[EXERCISE MATERIAL]
● ● ● ●
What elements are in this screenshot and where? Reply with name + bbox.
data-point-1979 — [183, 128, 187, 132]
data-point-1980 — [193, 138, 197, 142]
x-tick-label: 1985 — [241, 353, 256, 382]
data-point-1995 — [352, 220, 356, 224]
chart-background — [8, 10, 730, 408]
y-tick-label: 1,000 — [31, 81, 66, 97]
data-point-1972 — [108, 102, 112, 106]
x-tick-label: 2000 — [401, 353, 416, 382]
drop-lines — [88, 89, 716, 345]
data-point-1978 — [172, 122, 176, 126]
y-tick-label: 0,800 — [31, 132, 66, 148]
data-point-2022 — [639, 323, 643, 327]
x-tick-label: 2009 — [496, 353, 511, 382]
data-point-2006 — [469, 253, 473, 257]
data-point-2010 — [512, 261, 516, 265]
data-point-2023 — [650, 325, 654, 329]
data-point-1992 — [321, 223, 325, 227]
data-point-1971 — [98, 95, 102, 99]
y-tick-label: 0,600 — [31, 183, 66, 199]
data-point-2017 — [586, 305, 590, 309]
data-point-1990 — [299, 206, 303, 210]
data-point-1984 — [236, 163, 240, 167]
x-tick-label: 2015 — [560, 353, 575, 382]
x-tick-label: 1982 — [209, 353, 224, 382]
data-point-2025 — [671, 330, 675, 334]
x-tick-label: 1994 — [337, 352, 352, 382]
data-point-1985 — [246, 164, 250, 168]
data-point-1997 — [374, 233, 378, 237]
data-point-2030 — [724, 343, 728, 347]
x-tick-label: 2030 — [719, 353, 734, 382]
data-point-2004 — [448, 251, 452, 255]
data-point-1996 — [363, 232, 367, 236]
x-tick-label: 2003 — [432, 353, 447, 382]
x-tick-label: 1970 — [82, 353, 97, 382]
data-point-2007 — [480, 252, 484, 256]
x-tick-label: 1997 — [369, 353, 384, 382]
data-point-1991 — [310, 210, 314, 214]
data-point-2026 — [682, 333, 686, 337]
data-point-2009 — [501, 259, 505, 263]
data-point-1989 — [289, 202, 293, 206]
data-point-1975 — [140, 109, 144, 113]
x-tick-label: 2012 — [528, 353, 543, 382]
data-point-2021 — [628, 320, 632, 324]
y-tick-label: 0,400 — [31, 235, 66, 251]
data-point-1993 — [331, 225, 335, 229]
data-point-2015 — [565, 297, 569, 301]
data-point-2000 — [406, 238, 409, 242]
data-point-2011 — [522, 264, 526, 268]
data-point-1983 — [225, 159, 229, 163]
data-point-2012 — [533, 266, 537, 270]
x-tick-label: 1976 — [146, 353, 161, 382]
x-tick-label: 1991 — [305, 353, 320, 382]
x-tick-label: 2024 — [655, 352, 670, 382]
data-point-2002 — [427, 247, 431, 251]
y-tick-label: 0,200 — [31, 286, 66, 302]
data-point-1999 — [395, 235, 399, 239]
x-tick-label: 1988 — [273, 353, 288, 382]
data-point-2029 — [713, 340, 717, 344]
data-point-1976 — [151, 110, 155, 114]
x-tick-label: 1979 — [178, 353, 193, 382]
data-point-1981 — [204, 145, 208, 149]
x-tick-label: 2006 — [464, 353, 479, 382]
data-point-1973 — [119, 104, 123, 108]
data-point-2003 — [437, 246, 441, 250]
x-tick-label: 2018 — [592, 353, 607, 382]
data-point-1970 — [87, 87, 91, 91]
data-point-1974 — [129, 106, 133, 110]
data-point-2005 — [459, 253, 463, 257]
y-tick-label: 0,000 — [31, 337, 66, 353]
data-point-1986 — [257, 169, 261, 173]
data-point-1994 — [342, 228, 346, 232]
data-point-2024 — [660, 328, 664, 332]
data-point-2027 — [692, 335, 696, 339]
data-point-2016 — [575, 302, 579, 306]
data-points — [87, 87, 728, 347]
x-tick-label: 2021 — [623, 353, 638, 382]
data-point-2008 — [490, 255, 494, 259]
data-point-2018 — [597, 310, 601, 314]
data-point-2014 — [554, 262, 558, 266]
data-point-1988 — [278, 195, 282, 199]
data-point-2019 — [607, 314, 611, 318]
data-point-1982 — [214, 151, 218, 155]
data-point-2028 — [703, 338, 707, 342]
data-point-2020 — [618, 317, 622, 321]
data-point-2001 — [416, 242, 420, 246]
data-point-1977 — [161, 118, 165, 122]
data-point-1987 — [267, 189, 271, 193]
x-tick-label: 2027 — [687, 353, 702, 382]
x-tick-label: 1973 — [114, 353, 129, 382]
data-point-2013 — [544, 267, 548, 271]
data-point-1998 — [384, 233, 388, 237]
● ● ● ●
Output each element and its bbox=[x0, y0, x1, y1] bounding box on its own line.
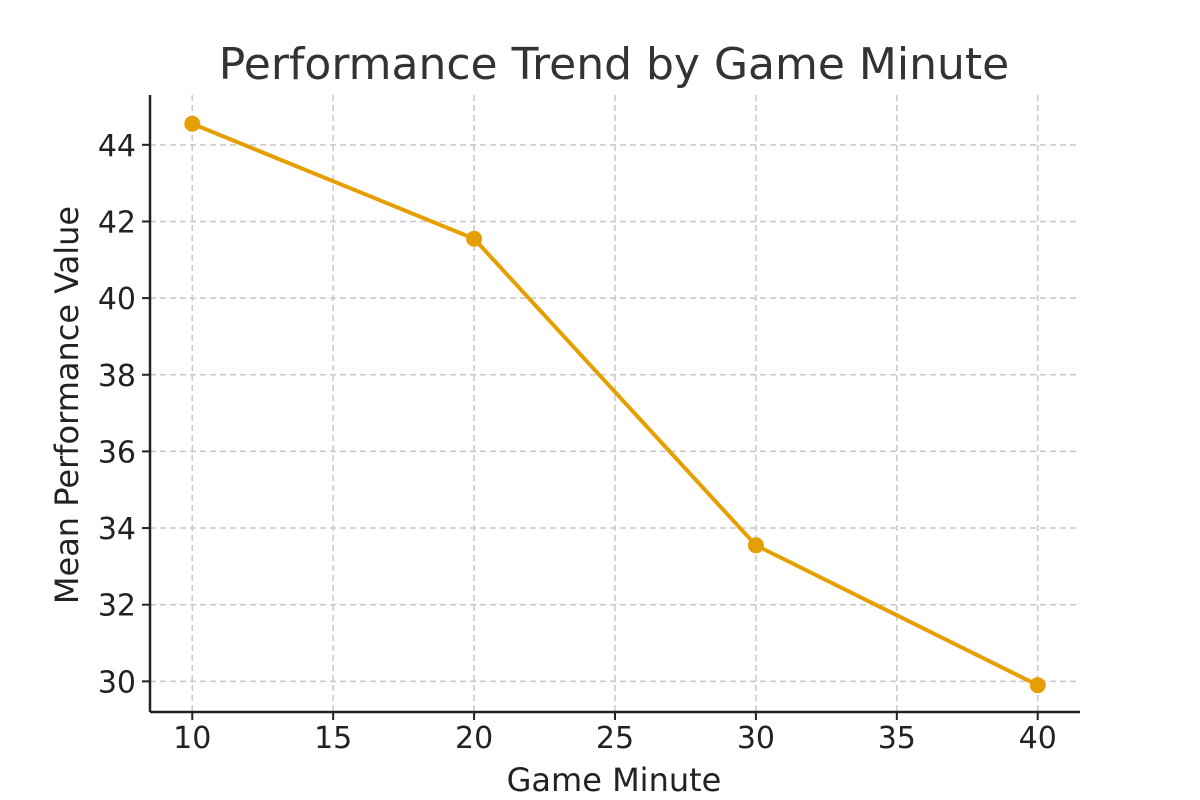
● ● ● ●
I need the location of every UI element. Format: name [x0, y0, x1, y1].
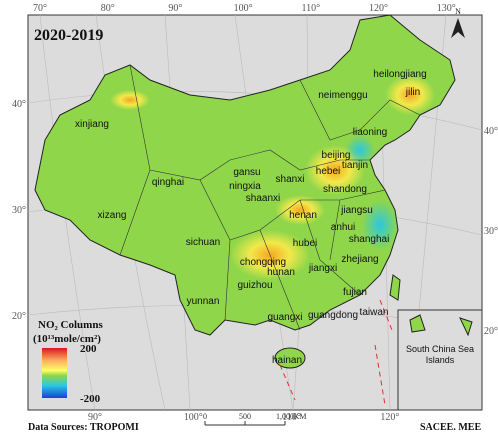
● ● ● ●
Return word for word the lines of the data from the line with "What elements are" up to and including the line with "data-point-1990 — [299, 206, 303, 210]", and nothing else.

What elements are in this screenshot and where? Reply with name + bbox.
data-point-1979 — [183, 128, 187, 132]
data-point-1980 — [193, 138, 197, 142]
x-tick-label: 1985 — [241, 353, 256, 382]
data-point-1995 — [352, 220, 356, 224]
chart-background — [8, 10, 730, 408]
y-tick-label: 1,000 — [31, 81, 66, 97]
data-point-1972 — [108, 102, 112, 106]
x-tick-label: 2000 — [401, 353, 416, 382]
drop-lines — [88, 89, 716, 345]
data-point-1978 — [172, 122, 176, 126]
y-tick-label: 0,800 — [31, 132, 66, 148]
data-point-2022 — [639, 323, 643, 327]
x-tick-label: 2009 — [496, 353, 511, 382]
data-point-2006 — [469, 253, 473, 257]
data-point-2010 — [512, 261, 516, 265]
data-point-2023 — [650, 325, 654, 329]
data-point-1992 — [321, 223, 325, 227]
data-point-1971 — [98, 95, 102, 99]
y-tick-label: 0,600 — [31, 183, 66, 199]
data-point-2017 — [586, 305, 590, 309]
data-point-1990 — [299, 206, 303, 210]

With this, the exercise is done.